Print the records below word for word, but leave out the pictures.

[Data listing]
begin

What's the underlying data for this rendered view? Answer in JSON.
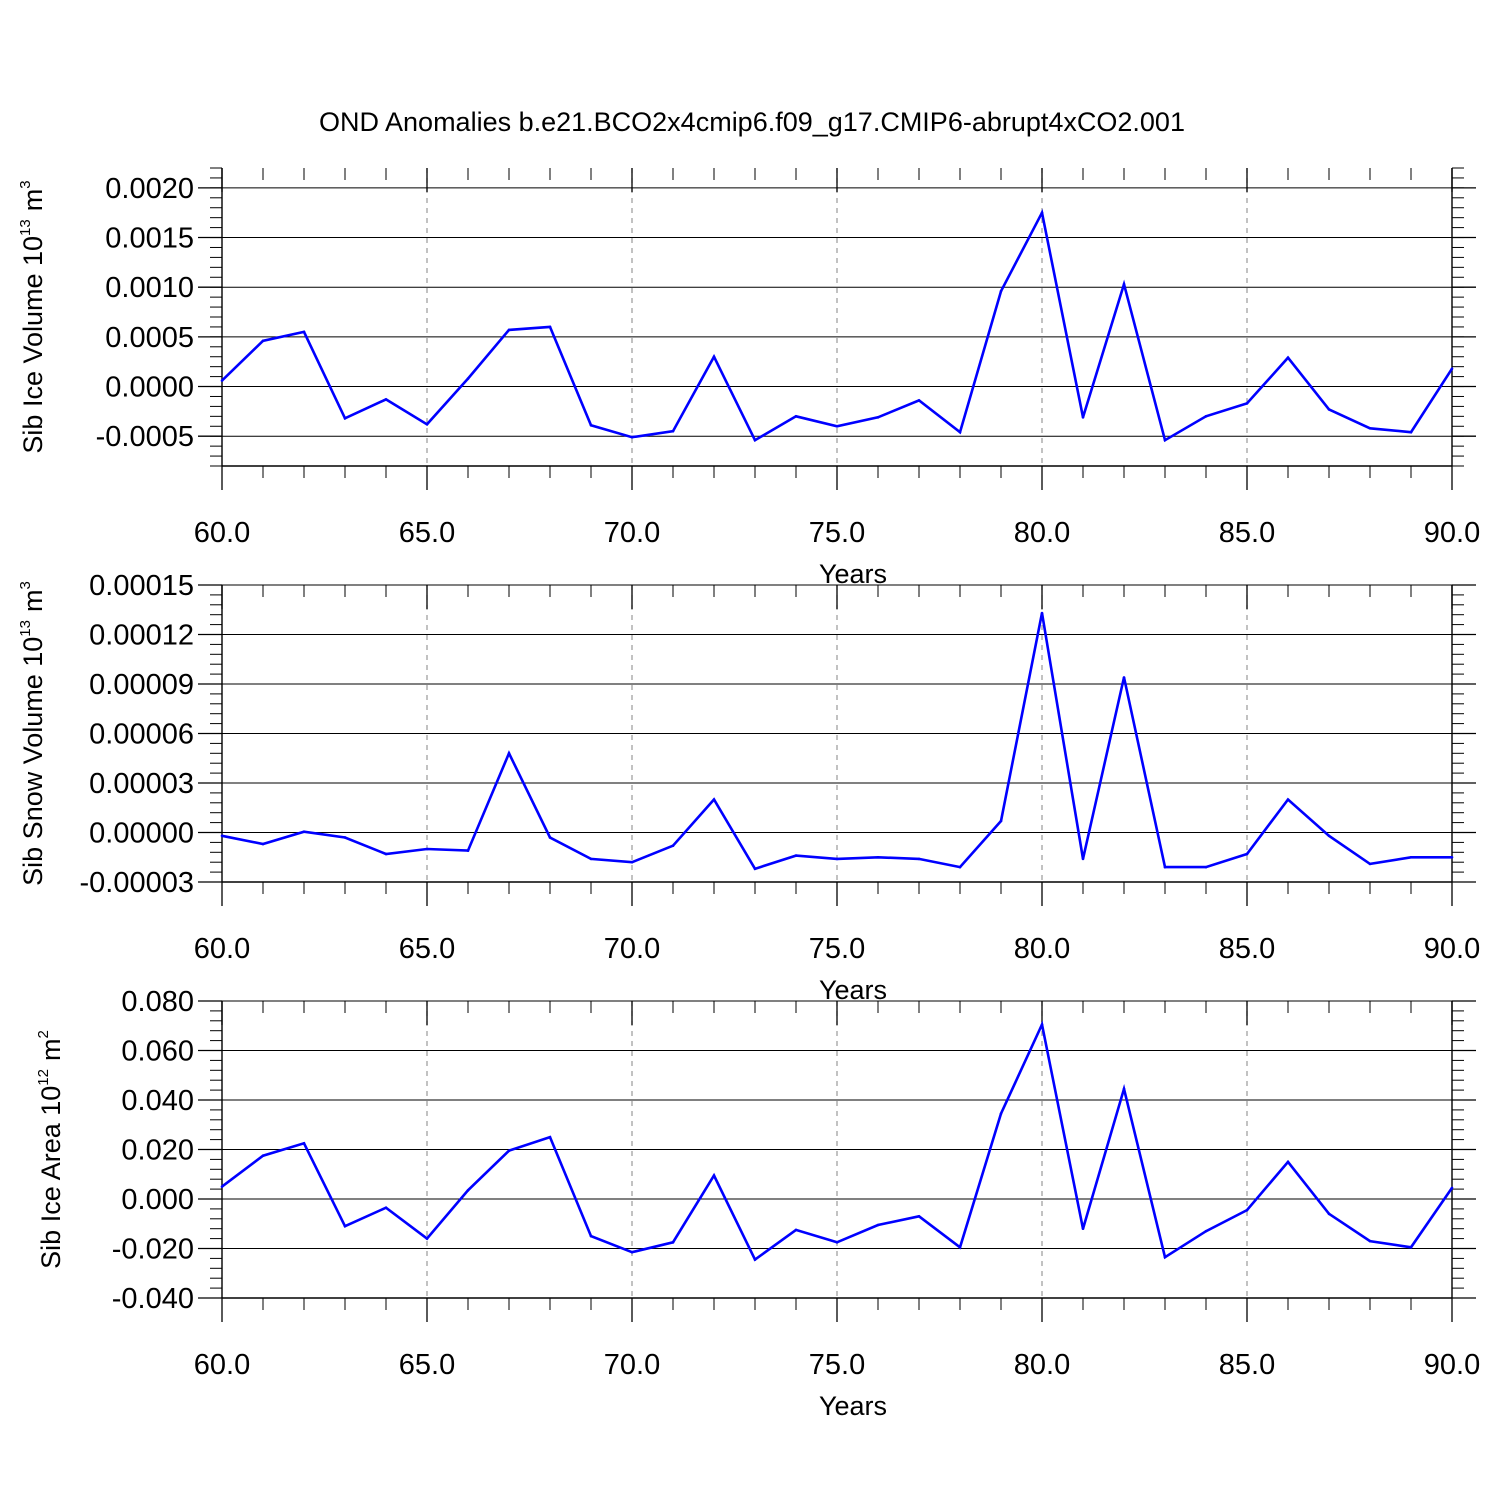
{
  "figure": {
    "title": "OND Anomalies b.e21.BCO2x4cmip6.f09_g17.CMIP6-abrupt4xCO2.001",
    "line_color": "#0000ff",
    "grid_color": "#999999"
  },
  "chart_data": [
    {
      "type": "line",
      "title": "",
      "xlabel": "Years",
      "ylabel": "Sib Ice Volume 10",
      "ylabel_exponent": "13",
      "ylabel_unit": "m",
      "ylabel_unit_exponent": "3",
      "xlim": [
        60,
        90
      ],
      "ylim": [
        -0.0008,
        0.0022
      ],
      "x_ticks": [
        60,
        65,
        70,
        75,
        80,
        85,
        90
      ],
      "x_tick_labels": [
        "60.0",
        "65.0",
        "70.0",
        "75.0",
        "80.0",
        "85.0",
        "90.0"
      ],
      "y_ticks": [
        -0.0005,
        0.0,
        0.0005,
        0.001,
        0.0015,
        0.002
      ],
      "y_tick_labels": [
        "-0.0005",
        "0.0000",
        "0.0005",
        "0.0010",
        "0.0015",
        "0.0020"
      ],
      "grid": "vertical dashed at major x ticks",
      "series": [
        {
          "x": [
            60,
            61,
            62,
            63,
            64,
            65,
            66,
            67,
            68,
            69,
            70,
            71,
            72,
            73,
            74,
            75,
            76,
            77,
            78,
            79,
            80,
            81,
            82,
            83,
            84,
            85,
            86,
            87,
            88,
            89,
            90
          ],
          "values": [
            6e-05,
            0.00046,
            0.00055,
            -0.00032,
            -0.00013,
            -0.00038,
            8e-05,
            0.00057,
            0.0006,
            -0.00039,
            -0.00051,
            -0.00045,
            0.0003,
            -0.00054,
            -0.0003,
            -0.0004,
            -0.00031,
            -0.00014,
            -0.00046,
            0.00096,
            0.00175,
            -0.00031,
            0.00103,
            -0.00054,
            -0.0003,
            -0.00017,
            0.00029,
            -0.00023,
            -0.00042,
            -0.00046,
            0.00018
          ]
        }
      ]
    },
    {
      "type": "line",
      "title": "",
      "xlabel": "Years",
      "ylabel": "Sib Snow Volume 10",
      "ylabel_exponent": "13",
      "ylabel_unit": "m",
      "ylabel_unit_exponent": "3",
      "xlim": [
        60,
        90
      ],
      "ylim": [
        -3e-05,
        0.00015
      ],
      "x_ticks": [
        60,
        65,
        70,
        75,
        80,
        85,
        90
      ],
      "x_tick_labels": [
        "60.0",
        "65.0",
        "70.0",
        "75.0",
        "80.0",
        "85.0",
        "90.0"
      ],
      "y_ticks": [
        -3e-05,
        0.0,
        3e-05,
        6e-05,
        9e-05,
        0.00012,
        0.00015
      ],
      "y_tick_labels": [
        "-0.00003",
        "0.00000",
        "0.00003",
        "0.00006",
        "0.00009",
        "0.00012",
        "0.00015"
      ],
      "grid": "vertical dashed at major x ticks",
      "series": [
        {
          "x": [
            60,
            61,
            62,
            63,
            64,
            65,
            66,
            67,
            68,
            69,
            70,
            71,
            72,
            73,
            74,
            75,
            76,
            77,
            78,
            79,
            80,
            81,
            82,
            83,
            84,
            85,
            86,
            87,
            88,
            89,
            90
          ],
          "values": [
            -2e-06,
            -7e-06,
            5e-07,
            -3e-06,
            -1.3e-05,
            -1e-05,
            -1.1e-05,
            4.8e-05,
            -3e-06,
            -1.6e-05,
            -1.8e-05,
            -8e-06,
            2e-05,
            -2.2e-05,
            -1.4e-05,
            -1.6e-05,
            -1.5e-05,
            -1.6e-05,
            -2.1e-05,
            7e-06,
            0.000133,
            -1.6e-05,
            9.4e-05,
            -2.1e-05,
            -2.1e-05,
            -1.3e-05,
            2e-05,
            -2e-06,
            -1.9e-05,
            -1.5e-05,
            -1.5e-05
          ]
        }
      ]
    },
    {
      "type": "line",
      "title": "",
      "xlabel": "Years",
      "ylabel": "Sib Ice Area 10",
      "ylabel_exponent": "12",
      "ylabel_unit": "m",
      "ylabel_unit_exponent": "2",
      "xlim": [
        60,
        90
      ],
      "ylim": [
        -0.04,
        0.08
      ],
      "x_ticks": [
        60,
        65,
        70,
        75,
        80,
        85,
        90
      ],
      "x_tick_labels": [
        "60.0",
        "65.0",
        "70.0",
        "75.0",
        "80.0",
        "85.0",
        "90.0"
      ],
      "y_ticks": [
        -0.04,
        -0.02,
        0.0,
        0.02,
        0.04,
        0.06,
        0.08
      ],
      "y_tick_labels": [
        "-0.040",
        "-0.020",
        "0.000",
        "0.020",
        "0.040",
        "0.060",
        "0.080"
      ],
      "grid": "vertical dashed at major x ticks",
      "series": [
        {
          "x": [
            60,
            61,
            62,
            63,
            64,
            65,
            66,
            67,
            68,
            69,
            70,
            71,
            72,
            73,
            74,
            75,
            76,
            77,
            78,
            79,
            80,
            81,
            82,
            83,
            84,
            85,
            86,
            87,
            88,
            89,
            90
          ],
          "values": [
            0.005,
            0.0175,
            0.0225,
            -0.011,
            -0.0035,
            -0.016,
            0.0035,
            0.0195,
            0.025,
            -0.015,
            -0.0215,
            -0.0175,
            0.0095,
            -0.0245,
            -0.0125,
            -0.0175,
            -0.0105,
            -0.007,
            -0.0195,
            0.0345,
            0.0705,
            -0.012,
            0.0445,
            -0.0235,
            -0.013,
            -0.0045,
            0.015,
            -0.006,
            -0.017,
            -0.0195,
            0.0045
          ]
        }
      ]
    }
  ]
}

end

▶ EXPECTED ANSWER
What's the underlying data for this rendered view? Answer in JSON.
{
  "figure": {
    "title": "OND Anomalies b.e21.BCO2x4cmip6.f09_g17.CMIP6-abrupt4xCO2.001",
    "line_color": "#0000ff",
    "grid_color": "#999999"
  },
  "chart_data": [
    {
      "type": "line",
      "title": "",
      "xlabel": "Years",
      "ylabel": "Sib Ice Volume 10",
      "ylabel_exponent": "13",
      "ylabel_unit": "m",
      "ylabel_unit_exponent": "3",
      "xlim": [
        60,
        90
      ],
      "ylim": [
        -0.0008,
        0.0022
      ],
      "x_ticks": [
        60,
        65,
        70,
        75,
        80,
        85,
        90
      ],
      "x_tick_labels": [
        "60.0",
        "65.0",
        "70.0",
        "75.0",
        "80.0",
        "85.0",
        "90.0"
      ],
      "y_ticks": [
        -0.0005,
        0.0,
        0.0005,
        0.001,
        0.0015,
        0.002
      ],
      "y_tick_labels": [
        "-0.0005",
        "0.0000",
        "0.0005",
        "0.0010",
        "0.0015",
        "0.0020"
      ],
      "grid": "vertical dashed at major x ticks",
      "series": [
        {
          "x": [
            60,
            61,
            62,
            63,
            64,
            65,
            66,
            67,
            68,
            69,
            70,
            71,
            72,
            73,
            74,
            75,
            76,
            77,
            78,
            79,
            80,
            81,
            82,
            83,
            84,
            85,
            86,
            87,
            88,
            89,
            90
          ],
          "values": [
            6e-05,
            0.00046,
            0.00055,
            -0.00032,
            -0.00013,
            -0.00038,
            8e-05,
            0.00057,
            0.0006,
            -0.00039,
            -0.00051,
            -0.00045,
            0.0003,
            -0.00054,
            -0.0003,
            -0.0004,
            -0.00031,
            -0.00014,
            -0.00046,
            0.00096,
            0.00175,
            -0.00031,
            0.00103,
            -0.00054,
            -0.0003,
            -0.00017,
            0.00029,
            -0.00023,
            -0.00042,
            -0.00046,
            0.00018
          ]
        }
      ]
    },
    {
      "type": "line",
      "title": "",
      "xlabel": "Years",
      "ylabel": "Sib Snow Volume 10",
      "ylabel_exponent": "13",
      "ylabel_unit": "m",
      "ylabel_unit_exponent": "3",
      "xlim": [
        60,
        90
      ],
      "ylim": [
        -3e-05,
        0.00015
      ],
      "x_ticks": [
        60,
        65,
        70,
        75,
        80,
        85,
        90
      ],
      "x_tick_labels": [
        "60.0",
        "65.0",
        "70.0",
        "75.0",
        "80.0",
        "85.0",
        "90.0"
      ],
      "y_ticks": [
        -3e-05,
        0.0,
        3e-05,
        6e-05,
        9e-05,
        0.00012,
        0.00015
      ],
      "y_tick_labels": [
        "-0.00003",
        "0.00000",
        "0.00003",
        "0.00006",
        "0.00009",
        "0.00012",
        "0.00015"
      ],
      "grid": "vertical dashed at major x ticks",
      "series": [
        {
          "x": [
            60,
            61,
            62,
            63,
            64,
            65,
            66,
            67,
            68,
            69,
            70,
            71,
            72,
            73,
            74,
            75,
            76,
            77,
            78,
            79,
            80,
            81,
            82,
            83,
            84,
            85,
            86,
            87,
            88,
            89,
            90
          ],
          "values": [
            -2e-06,
            -7e-06,
            5e-07,
            -3e-06,
            -1.3e-05,
            -1e-05,
            -1.1e-05,
            4.8e-05,
            -3e-06,
            -1.6e-05,
            -1.8e-05,
            -8e-06,
            2e-05,
            -2.2e-05,
            -1.4e-05,
            -1.6e-05,
            -1.5e-05,
            -1.6e-05,
            -2.1e-05,
            7e-06,
            0.000133,
            -1.6e-05,
            9.4e-05,
            -2.1e-05,
            -2.1e-05,
            -1.3e-05,
            2e-05,
            -2e-06,
            -1.9e-05,
            -1.5e-05,
            -1.5e-05
          ]
        }
      ]
    },
    {
      "type": "line",
      "title": "",
      "xlabel": "Years",
      "ylabel": "Sib Ice Area 10",
      "ylabel_exponent": "12",
      "ylabel_unit": "m",
      "ylabel_unit_exponent": "2",
      "xlim": [
        60,
        90
      ],
      "ylim": [
        -0.04,
        0.08
      ],
      "x_ticks": [
        60,
        65,
        70,
        75,
        80,
        85,
        90
      ],
      "x_tick_labels": [
        "60.0",
        "65.0",
        "70.0",
        "75.0",
        "80.0",
        "85.0",
        "90.0"
      ],
      "y_ticks": [
        -0.04,
        -0.02,
        0.0,
        0.02,
        0.04,
        0.06,
        0.08
      ],
      "y_tick_labels": [
        "-0.040",
        "-0.020",
        "0.000",
        "0.020",
        "0.040",
        "0.060",
        "0.080"
      ],
      "grid": "vertical dashed at major x ticks",
      "series": [
        {
          "x": [
            60,
            61,
            62,
            63,
            64,
            65,
            66,
            67,
            68,
            69,
            70,
            71,
            72,
            73,
            74,
            75,
            76,
            77,
            78,
            79,
            80,
            81,
            82,
            83,
            84,
            85,
            86,
            87,
            88,
            89,
            90
          ],
          "values": [
            0.005,
            0.0175,
            0.0225,
            -0.011,
            -0.0035,
            -0.016,
            0.0035,
            0.0195,
            0.025,
            -0.015,
            -0.0215,
            -0.0175,
            0.0095,
            -0.0245,
            -0.0125,
            -0.0175,
            -0.0105,
            -0.007,
            -0.0195,
            0.0345,
            0.0705,
            -0.012,
            0.0445,
            -0.0235,
            -0.013,
            -0.0045,
            0.015,
            -0.006,
            -0.017,
            -0.0195,
            0.0045
          ]
        }
      ]
    }
  ]
}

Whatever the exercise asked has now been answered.